### Given exercise
Repeat every row below verbatim, without changing a single character.

(Data lines)
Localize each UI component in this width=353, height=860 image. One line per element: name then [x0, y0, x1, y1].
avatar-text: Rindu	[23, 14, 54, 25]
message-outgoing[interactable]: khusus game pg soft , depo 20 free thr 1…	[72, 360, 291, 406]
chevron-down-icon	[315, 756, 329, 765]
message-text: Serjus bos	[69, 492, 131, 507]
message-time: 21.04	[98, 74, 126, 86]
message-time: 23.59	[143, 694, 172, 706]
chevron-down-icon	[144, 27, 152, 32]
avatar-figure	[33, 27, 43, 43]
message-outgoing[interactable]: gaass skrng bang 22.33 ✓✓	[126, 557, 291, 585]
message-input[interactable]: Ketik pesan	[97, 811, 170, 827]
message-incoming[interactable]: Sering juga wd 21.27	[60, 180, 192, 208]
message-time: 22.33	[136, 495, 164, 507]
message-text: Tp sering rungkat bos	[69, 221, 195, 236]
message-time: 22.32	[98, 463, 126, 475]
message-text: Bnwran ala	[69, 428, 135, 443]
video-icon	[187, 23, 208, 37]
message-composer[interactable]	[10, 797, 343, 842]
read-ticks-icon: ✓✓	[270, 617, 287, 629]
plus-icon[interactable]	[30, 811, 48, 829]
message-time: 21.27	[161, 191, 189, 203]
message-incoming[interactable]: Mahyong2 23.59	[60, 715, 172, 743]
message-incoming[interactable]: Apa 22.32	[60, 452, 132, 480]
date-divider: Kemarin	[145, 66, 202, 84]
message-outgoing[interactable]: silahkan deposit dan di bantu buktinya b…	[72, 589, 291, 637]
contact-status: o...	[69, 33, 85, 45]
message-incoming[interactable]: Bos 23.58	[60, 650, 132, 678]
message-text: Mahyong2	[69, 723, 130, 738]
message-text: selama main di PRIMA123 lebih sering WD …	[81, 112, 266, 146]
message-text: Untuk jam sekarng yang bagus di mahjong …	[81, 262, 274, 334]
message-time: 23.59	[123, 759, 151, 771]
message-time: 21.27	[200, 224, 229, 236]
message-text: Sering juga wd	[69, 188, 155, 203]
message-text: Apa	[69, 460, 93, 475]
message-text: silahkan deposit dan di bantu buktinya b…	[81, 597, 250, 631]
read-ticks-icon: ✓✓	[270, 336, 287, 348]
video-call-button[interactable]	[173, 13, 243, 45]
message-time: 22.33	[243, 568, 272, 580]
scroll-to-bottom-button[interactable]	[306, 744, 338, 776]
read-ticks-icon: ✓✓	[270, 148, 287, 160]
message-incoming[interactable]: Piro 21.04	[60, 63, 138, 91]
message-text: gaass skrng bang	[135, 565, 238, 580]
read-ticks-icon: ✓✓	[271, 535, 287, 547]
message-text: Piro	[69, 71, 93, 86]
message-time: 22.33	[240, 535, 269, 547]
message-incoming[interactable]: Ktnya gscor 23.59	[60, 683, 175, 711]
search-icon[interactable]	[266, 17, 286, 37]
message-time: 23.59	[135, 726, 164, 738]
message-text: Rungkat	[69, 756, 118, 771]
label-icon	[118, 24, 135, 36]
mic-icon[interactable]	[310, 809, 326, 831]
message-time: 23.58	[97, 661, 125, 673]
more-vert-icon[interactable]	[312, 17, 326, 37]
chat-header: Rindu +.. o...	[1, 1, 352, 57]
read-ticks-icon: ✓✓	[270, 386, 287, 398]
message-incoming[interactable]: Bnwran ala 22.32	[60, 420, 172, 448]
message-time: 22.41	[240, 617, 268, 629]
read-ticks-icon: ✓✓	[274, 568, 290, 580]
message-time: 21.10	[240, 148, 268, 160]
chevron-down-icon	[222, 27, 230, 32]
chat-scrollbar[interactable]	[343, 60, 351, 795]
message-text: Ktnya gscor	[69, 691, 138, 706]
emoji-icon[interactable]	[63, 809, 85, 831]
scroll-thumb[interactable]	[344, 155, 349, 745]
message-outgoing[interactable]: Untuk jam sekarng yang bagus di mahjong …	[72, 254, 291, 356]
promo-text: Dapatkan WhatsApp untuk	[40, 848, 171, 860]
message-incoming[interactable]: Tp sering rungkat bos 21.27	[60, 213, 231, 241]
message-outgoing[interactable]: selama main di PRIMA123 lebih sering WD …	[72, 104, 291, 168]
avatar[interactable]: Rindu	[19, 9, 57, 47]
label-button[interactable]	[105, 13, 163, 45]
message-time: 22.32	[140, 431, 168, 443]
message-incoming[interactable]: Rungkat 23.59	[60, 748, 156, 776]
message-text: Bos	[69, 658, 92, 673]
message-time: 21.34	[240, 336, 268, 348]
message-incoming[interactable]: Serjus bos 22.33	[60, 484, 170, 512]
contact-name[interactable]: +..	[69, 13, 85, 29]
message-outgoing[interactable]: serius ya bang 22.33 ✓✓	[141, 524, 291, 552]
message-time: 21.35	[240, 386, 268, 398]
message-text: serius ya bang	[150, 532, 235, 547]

### Response
Localize each UI component in this width=353, height=860 image. One line per element: name then [x0, y0, x1, y1].
avatar-text: Rindu	[23, 14, 54, 25]
message-outgoing[interactable]: khusus game pg soft , depo 20 free thr 1…	[72, 360, 291, 406]
chevron-down-icon	[315, 756, 329, 765]
message-text: Serjus bos	[69, 492, 131, 507]
message-time: 21.04	[98, 74, 126, 86]
message-time: 23.59	[143, 694, 172, 706]
chevron-down-icon	[144, 27, 152, 32]
avatar-figure	[33, 27, 43, 43]
message-outgoing[interactable]: gaass skrng bang 22.33 ✓✓	[126, 557, 291, 585]
message-input[interactable]: Ketik pesan	[97, 811, 170, 827]
message-incoming[interactable]: Sering juga wd 21.27	[60, 180, 192, 208]
message-time: 22.33	[136, 495, 164, 507]
message-text: Tp sering rungkat bos	[69, 221, 195, 236]
message-time: 22.32	[98, 463, 126, 475]
message-text: Bnwran ala	[69, 428, 135, 443]
video-icon	[187, 23, 208, 37]
message-composer[interactable]	[10, 797, 343, 842]
read-ticks-icon: ✓✓	[270, 617, 287, 629]
plus-icon[interactable]	[30, 811, 48, 829]
message-time: 21.27	[161, 191, 189, 203]
message-incoming[interactable]: Mahyong2 23.59	[60, 715, 172, 743]
message-incoming[interactable]: Apa 22.32	[60, 452, 132, 480]
date-divider: Kemarin	[145, 66, 202, 84]
message-outgoing[interactable]: silahkan deposit dan di bantu buktinya b…	[72, 589, 291, 637]
contact-status: o...	[69, 33, 85, 45]
message-incoming[interactable]: Bos 23.58	[60, 650, 132, 678]
message-text: Mahyong2	[69, 723, 130, 738]
message-text: selama main di PRIMA123 lebih sering WD …	[81, 112, 266, 146]
message-text: Untuk jam sekarng yang bagus di mahjong …	[81, 262, 274, 334]
message-time: 23.59	[123, 759, 151, 771]
message-time: 21.27	[200, 224, 229, 236]
message-text: Sering juga wd	[69, 188, 155, 203]
message-text: Apa	[69, 460, 93, 475]
message-text: silahkan deposit dan di bantu buktinya b…	[81, 597, 250, 631]
read-ticks-icon: ✓✓	[270, 336, 287, 348]
video-call-button[interactable]	[173, 13, 243, 45]
message-time: 22.33	[243, 568, 272, 580]
scroll-to-bottom-button[interactable]	[306, 744, 338, 776]
read-ticks-icon: ✓✓	[270, 148, 287, 160]
message-incoming[interactable]: Piro 21.04	[60, 63, 138, 91]
message-text: gaass skrng bang	[135, 565, 238, 580]
read-ticks-icon: ✓✓	[271, 535, 287, 547]
message-text: Piro	[69, 71, 93, 86]
message-time: 22.33	[240, 535, 269, 547]
message-incoming[interactable]: Ktnya gscor 23.59	[60, 683, 175, 711]
search-icon[interactable]	[266, 17, 286, 37]
message-time: 23.59	[135, 726, 164, 738]
message-text: Rungkat	[69, 756, 118, 771]
label-icon	[118, 24, 135, 36]
mic-icon[interactable]	[310, 809, 326, 831]
message-time: 23.58	[97, 661, 125, 673]
more-vert-icon[interactable]	[312, 17, 326, 37]
chat-header: Rindu +.. o...	[1, 1, 352, 57]
read-ticks-icon: ✓✓	[270, 386, 287, 398]
message-incoming[interactable]: Bnwran ala 22.32	[60, 420, 172, 448]
message-time: 22.41	[240, 617, 268, 629]
read-ticks-icon: ✓✓	[274, 568, 290, 580]
message-time: 21.10	[240, 148, 268, 160]
chevron-down-icon	[222, 27, 230, 32]
chat-scrollbar[interactable]	[343, 60, 351, 795]
message-text: Ktnya gscor	[69, 691, 138, 706]
emoji-icon[interactable]	[63, 809, 85, 831]
scroll-thumb[interactable]	[344, 155, 349, 745]
message-outgoing[interactable]: Untuk jam sekarng yang bagus di mahjong …	[72, 254, 291, 356]
promo-text: Dapatkan WhatsApp untuk	[40, 848, 171, 860]
message-incoming[interactable]: Tp sering rungkat bos 21.27	[60, 213, 231, 241]
message-outgoing[interactable]: selama main di PRIMA123 lebih sering WD …	[72, 104, 291, 168]
avatar[interactable]: Rindu	[19, 9, 57, 47]
label-button[interactable]	[105, 13, 163, 45]
message-time: 22.32	[140, 431, 168, 443]
message-incoming[interactable]: Rungkat 23.59	[60, 748, 156, 776]
message-text: Bos	[69, 658, 92, 673]
message-time: 21.34	[240, 336, 268, 348]
message-incoming[interactable]: Serjus bos 22.33	[60, 484, 170, 512]
contact-name[interactable]: +..	[69, 13, 85, 29]
message-outgoing[interactable]: serius ya bang 22.33 ✓✓	[141, 524, 291, 552]
message-time: 21.35	[240, 386, 268, 398]
message-text: serius ya bang	[150, 532, 235, 547]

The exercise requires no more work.